- Records shown:
--- Start ---

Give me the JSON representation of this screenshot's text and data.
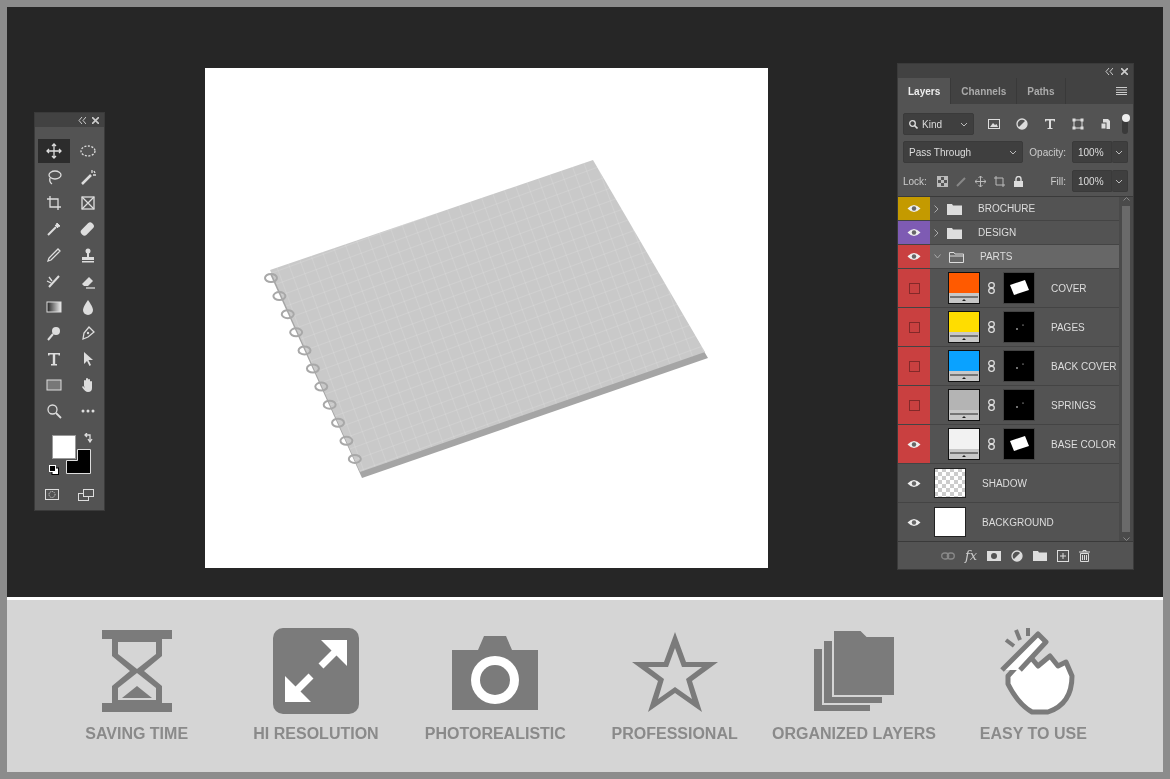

--- End ---
--- Start ---

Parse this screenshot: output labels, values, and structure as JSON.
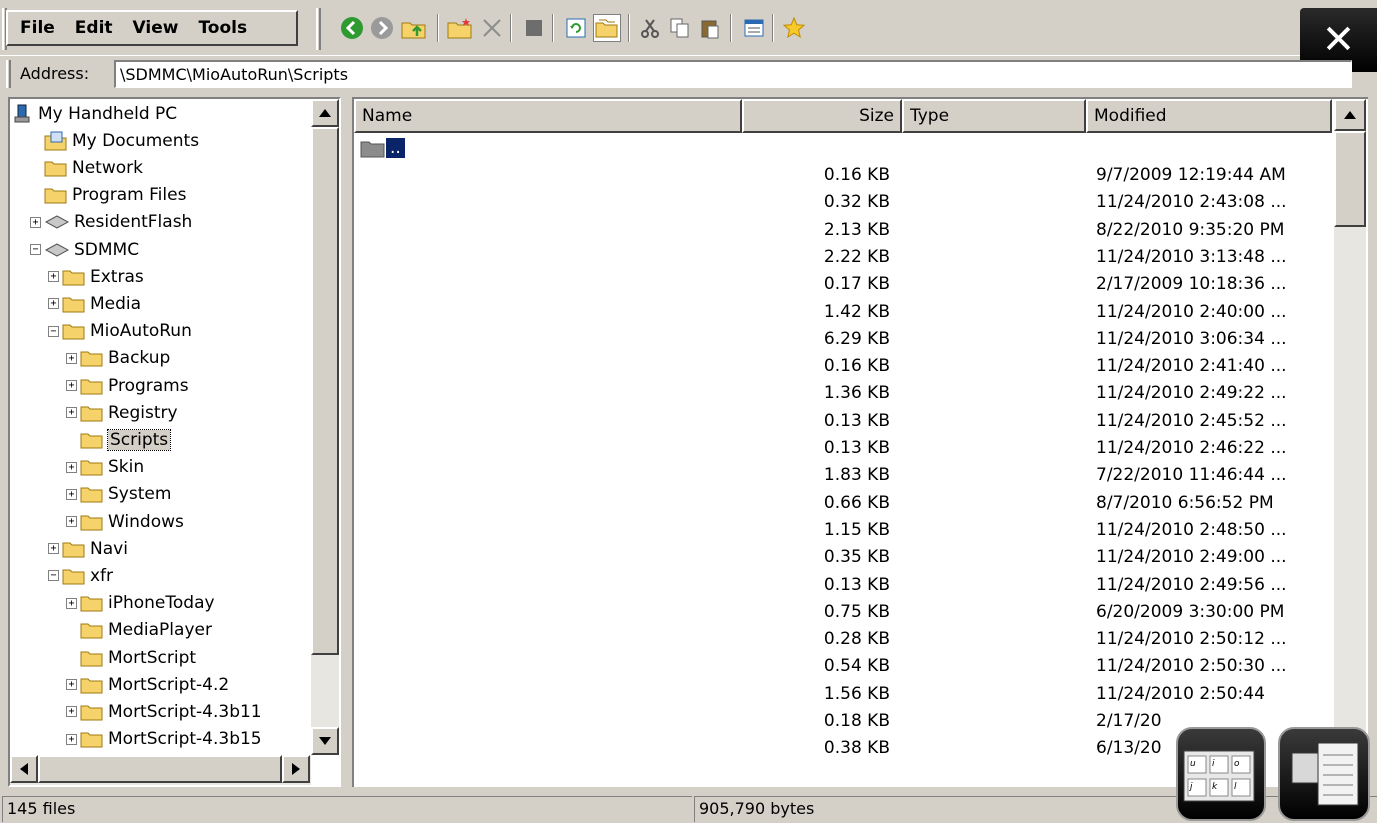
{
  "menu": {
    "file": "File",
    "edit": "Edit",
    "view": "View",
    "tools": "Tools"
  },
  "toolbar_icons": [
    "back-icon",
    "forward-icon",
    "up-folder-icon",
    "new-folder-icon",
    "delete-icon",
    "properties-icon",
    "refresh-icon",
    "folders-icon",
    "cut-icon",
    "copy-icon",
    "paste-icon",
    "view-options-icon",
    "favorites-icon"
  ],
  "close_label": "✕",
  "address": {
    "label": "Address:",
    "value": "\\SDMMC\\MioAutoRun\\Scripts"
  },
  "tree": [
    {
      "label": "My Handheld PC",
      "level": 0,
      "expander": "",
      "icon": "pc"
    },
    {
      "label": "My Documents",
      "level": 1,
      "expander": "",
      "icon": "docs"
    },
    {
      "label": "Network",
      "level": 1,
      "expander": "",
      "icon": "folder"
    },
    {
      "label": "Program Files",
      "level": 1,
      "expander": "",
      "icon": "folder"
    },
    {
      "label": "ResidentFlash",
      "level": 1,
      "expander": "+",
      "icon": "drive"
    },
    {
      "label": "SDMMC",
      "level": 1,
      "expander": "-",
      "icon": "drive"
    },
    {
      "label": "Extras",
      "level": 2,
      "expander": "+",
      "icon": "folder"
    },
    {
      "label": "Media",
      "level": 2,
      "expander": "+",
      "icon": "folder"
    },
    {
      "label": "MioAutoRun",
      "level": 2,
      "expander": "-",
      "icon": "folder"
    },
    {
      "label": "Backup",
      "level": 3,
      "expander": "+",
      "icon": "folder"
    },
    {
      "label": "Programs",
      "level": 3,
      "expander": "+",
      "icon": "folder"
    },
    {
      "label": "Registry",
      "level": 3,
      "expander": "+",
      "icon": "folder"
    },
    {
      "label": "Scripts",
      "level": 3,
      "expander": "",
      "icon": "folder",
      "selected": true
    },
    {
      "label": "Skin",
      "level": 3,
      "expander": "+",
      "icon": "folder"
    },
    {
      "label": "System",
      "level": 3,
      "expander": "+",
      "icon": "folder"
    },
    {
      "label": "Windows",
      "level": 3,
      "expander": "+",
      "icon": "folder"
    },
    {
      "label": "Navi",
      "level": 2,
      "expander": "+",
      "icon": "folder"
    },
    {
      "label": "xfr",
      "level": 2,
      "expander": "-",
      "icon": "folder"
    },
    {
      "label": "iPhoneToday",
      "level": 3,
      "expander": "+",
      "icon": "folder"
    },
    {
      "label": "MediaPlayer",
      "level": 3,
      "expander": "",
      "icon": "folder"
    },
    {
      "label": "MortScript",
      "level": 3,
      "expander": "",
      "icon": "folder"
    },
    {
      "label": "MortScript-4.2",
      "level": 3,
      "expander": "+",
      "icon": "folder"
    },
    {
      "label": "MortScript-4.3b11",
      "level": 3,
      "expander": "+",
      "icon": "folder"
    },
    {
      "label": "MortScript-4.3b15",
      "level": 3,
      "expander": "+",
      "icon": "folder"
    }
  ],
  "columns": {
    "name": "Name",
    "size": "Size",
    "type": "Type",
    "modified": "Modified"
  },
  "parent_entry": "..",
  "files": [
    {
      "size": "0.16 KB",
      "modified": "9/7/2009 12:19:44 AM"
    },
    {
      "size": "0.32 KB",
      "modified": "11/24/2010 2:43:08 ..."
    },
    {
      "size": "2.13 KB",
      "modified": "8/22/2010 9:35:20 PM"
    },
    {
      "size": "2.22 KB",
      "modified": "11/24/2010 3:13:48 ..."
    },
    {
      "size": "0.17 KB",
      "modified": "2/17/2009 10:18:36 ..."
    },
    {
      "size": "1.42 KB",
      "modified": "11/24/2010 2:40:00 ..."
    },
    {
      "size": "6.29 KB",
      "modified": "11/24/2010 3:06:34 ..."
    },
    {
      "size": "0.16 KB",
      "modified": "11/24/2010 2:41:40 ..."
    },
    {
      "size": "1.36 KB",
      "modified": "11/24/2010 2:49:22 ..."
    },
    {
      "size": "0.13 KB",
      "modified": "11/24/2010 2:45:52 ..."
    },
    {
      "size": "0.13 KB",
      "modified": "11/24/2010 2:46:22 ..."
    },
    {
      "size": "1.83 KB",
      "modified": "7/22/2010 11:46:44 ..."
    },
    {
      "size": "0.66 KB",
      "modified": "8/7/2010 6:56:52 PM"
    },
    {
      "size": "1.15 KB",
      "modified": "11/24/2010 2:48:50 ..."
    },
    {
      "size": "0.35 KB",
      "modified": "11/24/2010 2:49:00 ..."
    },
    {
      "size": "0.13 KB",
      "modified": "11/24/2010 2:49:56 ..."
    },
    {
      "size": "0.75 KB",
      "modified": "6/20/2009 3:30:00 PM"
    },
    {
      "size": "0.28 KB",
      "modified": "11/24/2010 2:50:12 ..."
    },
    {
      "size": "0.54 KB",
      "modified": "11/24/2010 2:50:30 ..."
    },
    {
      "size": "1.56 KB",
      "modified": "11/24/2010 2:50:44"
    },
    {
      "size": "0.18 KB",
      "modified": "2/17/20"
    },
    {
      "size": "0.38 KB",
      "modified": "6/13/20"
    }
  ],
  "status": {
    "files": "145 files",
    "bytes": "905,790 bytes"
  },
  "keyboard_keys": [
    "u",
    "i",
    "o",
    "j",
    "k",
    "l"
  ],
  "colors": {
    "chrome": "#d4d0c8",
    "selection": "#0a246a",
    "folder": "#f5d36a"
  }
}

--- End ---
--- Start ---

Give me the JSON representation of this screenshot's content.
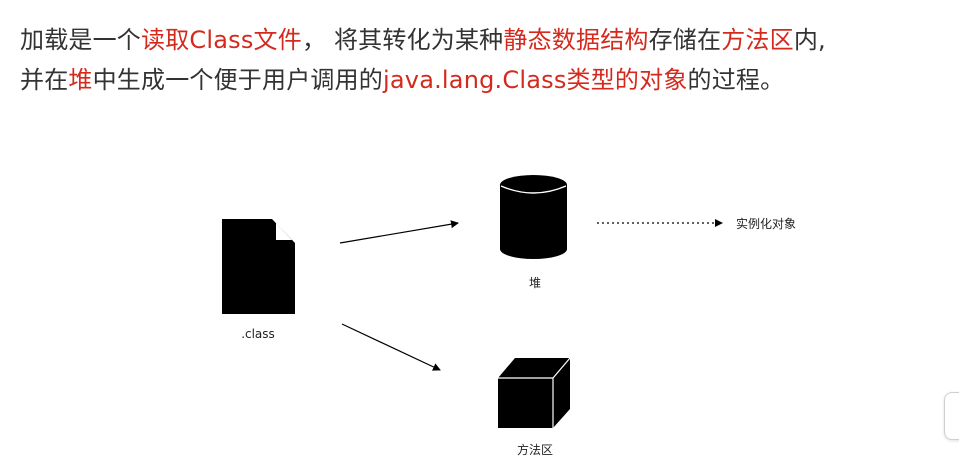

--- End ---

Using the entries above, find all lines with "Give". Copy them.

- Result for this exercise:
Give me the JSON representation of this screenshot's text and data.
Give me the JSON representation of this screenshot's content.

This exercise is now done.